Will you quote all of the entries, word for word?
>> BEGIN
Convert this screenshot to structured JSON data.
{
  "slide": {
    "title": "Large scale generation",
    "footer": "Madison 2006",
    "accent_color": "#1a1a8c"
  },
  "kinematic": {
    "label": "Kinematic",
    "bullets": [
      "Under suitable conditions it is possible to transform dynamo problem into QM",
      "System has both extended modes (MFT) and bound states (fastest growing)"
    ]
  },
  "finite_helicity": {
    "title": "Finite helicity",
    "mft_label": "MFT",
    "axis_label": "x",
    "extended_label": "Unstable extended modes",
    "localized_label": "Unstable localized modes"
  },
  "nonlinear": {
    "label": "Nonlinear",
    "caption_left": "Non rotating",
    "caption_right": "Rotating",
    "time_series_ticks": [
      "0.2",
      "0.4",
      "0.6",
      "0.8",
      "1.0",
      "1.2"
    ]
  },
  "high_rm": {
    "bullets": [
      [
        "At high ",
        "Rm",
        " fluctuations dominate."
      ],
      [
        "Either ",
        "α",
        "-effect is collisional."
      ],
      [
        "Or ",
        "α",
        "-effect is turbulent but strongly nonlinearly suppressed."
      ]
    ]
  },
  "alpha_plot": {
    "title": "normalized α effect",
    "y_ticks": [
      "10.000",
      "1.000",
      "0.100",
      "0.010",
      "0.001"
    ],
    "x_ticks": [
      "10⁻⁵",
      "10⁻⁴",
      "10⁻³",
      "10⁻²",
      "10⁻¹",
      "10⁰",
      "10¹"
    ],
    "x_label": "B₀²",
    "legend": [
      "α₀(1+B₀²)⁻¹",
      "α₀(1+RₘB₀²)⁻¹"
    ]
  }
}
>> END
=== EXERCISE RESULT ===
Convert this screenshot to structured JSON data.
{
  "slide": {
    "title": "Large scale generation",
    "footer": "Madison 2006",
    "accent_color": "#1a1a8c"
  },
  "kinematic": {
    "label": "Kinematic",
    "bullets": [
      "Under suitable conditions it is possible to transform dynamo problem into QM",
      "System has both extended modes (MFT) and bound states (fastest growing)"
    ]
  },
  "finite_helicity": {
    "title": "Finite helicity",
    "mft_label": "MFT",
    "axis_label": "x",
    "extended_label": "Unstable extended modes",
    "localized_label": "Unstable localized modes"
  },
  "nonlinear": {
    "label": "Nonlinear",
    "caption_left": "Non rotating",
    "caption_right": "Rotating",
    "time_series_ticks": [
      "0.2",
      "0.4",
      "0.6",
      "0.8",
      "1.0",
      "1.2"
    ]
  },
  "high_rm": {
    "bullets": [
      [
        "At high ",
        "Rm",
        " fluctuations dominate."
      ],
      [
        "Either ",
        "α",
        "-effect is collisional."
      ],
      [
        "Or ",
        "α",
        "-effect is turbulent but strongly nonlinearly suppressed."
      ]
    ]
  },
  "alpha_plot": {
    "title": "normalized α effect",
    "y_ticks": [
      "10.000",
      "1.000",
      "0.100",
      "0.010",
      "0.001"
    ],
    "x_ticks": [
      "10⁻⁵",
      "10⁻⁴",
      "10⁻³",
      "10⁻²",
      "10⁻¹",
      "10⁰",
      "10¹"
    ],
    "x_label": "B₀²",
    "legend": [
      "α₀(1+B₀²)⁻¹",
      "α₀(1+RₘB₀²)⁻¹"
    ]
  }
}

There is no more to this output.